◆ **What you will do**
Go through the records and give each one again exactly.

(Stored records)
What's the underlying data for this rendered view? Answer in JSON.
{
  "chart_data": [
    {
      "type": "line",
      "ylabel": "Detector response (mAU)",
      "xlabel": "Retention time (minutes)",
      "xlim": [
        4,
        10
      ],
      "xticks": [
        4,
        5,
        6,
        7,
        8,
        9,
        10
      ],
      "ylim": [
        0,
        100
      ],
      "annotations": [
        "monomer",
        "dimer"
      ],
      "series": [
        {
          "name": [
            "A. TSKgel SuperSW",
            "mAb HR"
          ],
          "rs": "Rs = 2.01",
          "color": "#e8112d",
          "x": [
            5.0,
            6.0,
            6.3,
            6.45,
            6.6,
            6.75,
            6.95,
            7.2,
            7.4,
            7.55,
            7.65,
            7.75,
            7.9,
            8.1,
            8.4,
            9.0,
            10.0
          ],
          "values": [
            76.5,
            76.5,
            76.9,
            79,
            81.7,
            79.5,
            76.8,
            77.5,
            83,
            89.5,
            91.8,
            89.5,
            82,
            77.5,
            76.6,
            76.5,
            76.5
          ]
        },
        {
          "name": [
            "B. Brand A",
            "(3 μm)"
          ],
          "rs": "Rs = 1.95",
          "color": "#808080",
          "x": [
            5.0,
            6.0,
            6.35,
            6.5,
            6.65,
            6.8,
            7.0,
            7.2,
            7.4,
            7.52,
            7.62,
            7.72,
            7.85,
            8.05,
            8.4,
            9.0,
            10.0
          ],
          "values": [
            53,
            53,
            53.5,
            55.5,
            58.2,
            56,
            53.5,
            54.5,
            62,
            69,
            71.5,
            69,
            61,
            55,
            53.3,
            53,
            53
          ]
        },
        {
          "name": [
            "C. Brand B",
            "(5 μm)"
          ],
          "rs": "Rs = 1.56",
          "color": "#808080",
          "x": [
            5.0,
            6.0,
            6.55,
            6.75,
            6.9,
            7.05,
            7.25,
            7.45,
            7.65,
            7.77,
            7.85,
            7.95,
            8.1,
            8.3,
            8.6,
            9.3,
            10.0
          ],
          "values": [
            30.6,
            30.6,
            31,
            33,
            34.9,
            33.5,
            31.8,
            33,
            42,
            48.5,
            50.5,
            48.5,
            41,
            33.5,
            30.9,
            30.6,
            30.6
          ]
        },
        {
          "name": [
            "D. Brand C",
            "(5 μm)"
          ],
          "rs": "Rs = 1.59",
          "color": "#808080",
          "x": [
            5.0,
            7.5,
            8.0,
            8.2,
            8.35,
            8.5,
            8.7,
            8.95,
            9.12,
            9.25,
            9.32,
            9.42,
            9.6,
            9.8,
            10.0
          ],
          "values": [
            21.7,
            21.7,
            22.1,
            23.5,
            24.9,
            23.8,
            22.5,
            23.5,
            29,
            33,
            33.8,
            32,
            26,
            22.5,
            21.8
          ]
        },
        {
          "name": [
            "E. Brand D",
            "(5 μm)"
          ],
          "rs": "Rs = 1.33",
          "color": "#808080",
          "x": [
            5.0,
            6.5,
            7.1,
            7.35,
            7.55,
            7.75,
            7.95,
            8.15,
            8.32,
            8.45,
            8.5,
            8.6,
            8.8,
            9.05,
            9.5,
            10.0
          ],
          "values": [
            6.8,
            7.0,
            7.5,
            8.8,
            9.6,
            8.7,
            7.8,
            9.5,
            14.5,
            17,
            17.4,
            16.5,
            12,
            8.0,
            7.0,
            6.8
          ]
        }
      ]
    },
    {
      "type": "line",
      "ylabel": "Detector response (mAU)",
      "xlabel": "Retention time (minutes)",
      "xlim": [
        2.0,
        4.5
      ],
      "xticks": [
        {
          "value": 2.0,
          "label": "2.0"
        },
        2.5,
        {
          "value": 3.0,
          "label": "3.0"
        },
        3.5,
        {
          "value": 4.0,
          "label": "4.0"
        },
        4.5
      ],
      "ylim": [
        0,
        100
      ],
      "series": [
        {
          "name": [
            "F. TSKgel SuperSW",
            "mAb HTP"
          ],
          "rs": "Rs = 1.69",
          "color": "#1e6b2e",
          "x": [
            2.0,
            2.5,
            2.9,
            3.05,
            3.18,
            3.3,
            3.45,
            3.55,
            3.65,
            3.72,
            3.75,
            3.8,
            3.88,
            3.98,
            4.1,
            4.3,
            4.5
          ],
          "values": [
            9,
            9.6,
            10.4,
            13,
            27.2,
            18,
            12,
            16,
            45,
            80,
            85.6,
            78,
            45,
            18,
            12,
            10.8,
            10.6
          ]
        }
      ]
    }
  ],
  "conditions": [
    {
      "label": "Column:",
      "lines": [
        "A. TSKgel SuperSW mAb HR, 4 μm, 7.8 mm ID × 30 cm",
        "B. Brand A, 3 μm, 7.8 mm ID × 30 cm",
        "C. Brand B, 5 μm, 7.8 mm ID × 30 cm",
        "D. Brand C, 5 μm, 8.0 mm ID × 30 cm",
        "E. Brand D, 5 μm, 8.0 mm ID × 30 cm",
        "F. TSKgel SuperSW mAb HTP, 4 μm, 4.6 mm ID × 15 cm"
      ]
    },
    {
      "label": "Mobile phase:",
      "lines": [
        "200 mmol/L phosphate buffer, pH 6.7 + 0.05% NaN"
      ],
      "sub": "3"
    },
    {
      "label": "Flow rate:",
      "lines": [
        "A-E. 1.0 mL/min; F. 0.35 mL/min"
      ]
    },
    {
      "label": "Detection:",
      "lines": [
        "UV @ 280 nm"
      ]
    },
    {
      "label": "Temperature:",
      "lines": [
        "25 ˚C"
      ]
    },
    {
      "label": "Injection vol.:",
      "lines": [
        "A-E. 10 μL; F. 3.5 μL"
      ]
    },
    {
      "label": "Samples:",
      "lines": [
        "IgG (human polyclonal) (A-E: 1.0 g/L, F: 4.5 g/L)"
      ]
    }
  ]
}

◆ **Full solution**
What's the underlying data for this rendered view? Answer in JSON.
{
  "chart_data": [
    {
      "type": "line",
      "ylabel": "Detector response (mAU)",
      "xlabel": "Retention time (minutes)",
      "xlim": [
        4,
        10
      ],
      "xticks": [
        4,
        5,
        6,
        7,
        8,
        9,
        10
      ],
      "ylim": [
        0,
        100
      ],
      "annotations": [
        "monomer",
        "dimer"
      ],
      "series": [
        {
          "name": [
            "A. TSKgel SuperSW",
            "mAb HR"
          ],
          "rs": "Rs = 2.01",
          "color": "#e8112d",
          "x": [
            5.0,
            6.0,
            6.3,
            6.45,
            6.6,
            6.75,
            6.95,
            7.2,
            7.4,
            7.55,
            7.65,
            7.75,
            7.9,
            8.1,
            8.4,
            9.0,
            10.0
          ],
          "values": [
            76.5,
            76.5,
            76.9,
            79,
            81.7,
            79.5,
            76.8,
            77.5,
            83,
            89.5,
            91.8,
            89.5,
            82,
            77.5,
            76.6,
            76.5,
            76.5
          ]
        },
        {
          "name": [
            "B. Brand A",
            "(3 μm)"
          ],
          "rs": "Rs = 1.95",
          "color": "#808080",
          "x": [
            5.0,
            6.0,
            6.35,
            6.5,
            6.65,
            6.8,
            7.0,
            7.2,
            7.4,
            7.52,
            7.62,
            7.72,
            7.85,
            8.05,
            8.4,
            9.0,
            10.0
          ],
          "values": [
            53,
            53,
            53.5,
            55.5,
            58.2,
            56,
            53.5,
            54.5,
            62,
            69,
            71.5,
            69,
            61,
            55,
            53.3,
            53,
            53
          ]
        },
        {
          "name": [
            "C. Brand B",
            "(5 μm)"
          ],
          "rs": "Rs = 1.56",
          "color": "#808080",
          "x": [
            5.0,
            6.0,
            6.55,
            6.75,
            6.9,
            7.05,
            7.25,
            7.45,
            7.65,
            7.77,
            7.85,
            7.95,
            8.1,
            8.3,
            8.6,
            9.3,
            10.0
          ],
          "values": [
            30.6,
            30.6,
            31,
            33,
            34.9,
            33.5,
            31.8,
            33,
            42,
            48.5,
            50.5,
            48.5,
            41,
            33.5,
            30.9,
            30.6,
            30.6
          ]
        },
        {
          "name": [
            "D. Brand C",
            "(5 μm)"
          ],
          "rs": "Rs = 1.59",
          "color": "#808080",
          "x": [
            5.0,
            7.5,
            8.0,
            8.2,
            8.35,
            8.5,
            8.7,
            8.95,
            9.12,
            9.25,
            9.32,
            9.42,
            9.6,
            9.8,
            10.0
          ],
          "values": [
            21.7,
            21.7,
            22.1,
            23.5,
            24.9,
            23.8,
            22.5,
            23.5,
            29,
            33,
            33.8,
            32,
            26,
            22.5,
            21.8
          ]
        },
        {
          "name": [
            "E. Brand D",
            "(5 μm)"
          ],
          "rs": "Rs = 1.33",
          "color": "#808080",
          "x": [
            5.0,
            6.5,
            7.1,
            7.35,
            7.55,
            7.75,
            7.95,
            8.15,
            8.32,
            8.45,
            8.5,
            8.6,
            8.8,
            9.05,
            9.5,
            10.0
          ],
          "values": [
            6.8,
            7.0,
            7.5,
            8.8,
            9.6,
            8.7,
            7.8,
            9.5,
            14.5,
            17,
            17.4,
            16.5,
            12,
            8.0,
            7.0,
            6.8
          ]
        }
      ]
    },
    {
      "type": "line",
      "ylabel": "Detector response (mAU)",
      "xlabel": "Retention time (minutes)",
      "xlim": [
        2.0,
        4.5
      ],
      "xticks": [
        {
          "value": 2.0,
          "label": "2.0"
        },
        2.5,
        {
          "value": 3.0,
          "label": "3.0"
        },
        3.5,
        {
          "value": 4.0,
          "label": "4.0"
        },
        4.5
      ],
      "ylim": [
        0,
        100
      ],
      "series": [
        {
          "name": [
            "F. TSKgel SuperSW",
            "mAb HTP"
          ],
          "rs": "Rs = 1.69",
          "color": "#1e6b2e",
          "x": [
            2.0,
            2.5,
            2.9,
            3.05,
            3.18,
            3.3,
            3.45,
            3.55,
            3.65,
            3.72,
            3.75,
            3.8,
            3.88,
            3.98,
            4.1,
            4.3,
            4.5
          ],
          "values": [
            9,
            9.6,
            10.4,
            13,
            27.2,
            18,
            12,
            16,
            45,
            80,
            85.6,
            78,
            45,
            18,
            12,
            10.8,
            10.6
          ]
        }
      ]
    }
  ],
  "conditions": [
    {
      "label": "Column:",
      "lines": [
        "A. TSKgel SuperSW mAb HR, 4 μm, 7.8 mm ID × 30 cm",
        "B. Brand A, 3 μm, 7.8 mm ID × 30 cm",
        "C. Brand B, 5 μm, 7.8 mm ID × 30 cm",
        "D. Brand C, 5 μm, 8.0 mm ID × 30 cm",
        "E. Brand D, 5 μm, 8.0 mm ID × 30 cm",
        "F. TSKgel SuperSW mAb HTP, 4 μm, 4.6 mm ID × 15 cm"
      ]
    },
    {
      "label": "Mobile phase:",
      "lines": [
        "200 mmol/L phosphate buffer, pH 6.7 + 0.05% NaN"
      ],
      "sub": "3"
    },
    {
      "label": "Flow rate:",
      "lines": [
        "A-E. 1.0 mL/min; F. 0.35 mL/min"
      ]
    },
    {
      "label": "Detection:",
      "lines": [
        "UV @ 280 nm"
      ]
    },
    {
      "label": "Temperature:",
      "lines": [
        "25 ˚C"
      ]
    },
    {
      "label": "Injection vol.:",
      "lines": [
        "A-E. 10 μL; F. 3.5 μL"
      ]
    },
    {
      "label": "Samples:",
      "lines": [
        "IgG (human polyclonal) (A-E: 1.0 g/L, F: 4.5 g/L)"
      ]
    }
  ]
}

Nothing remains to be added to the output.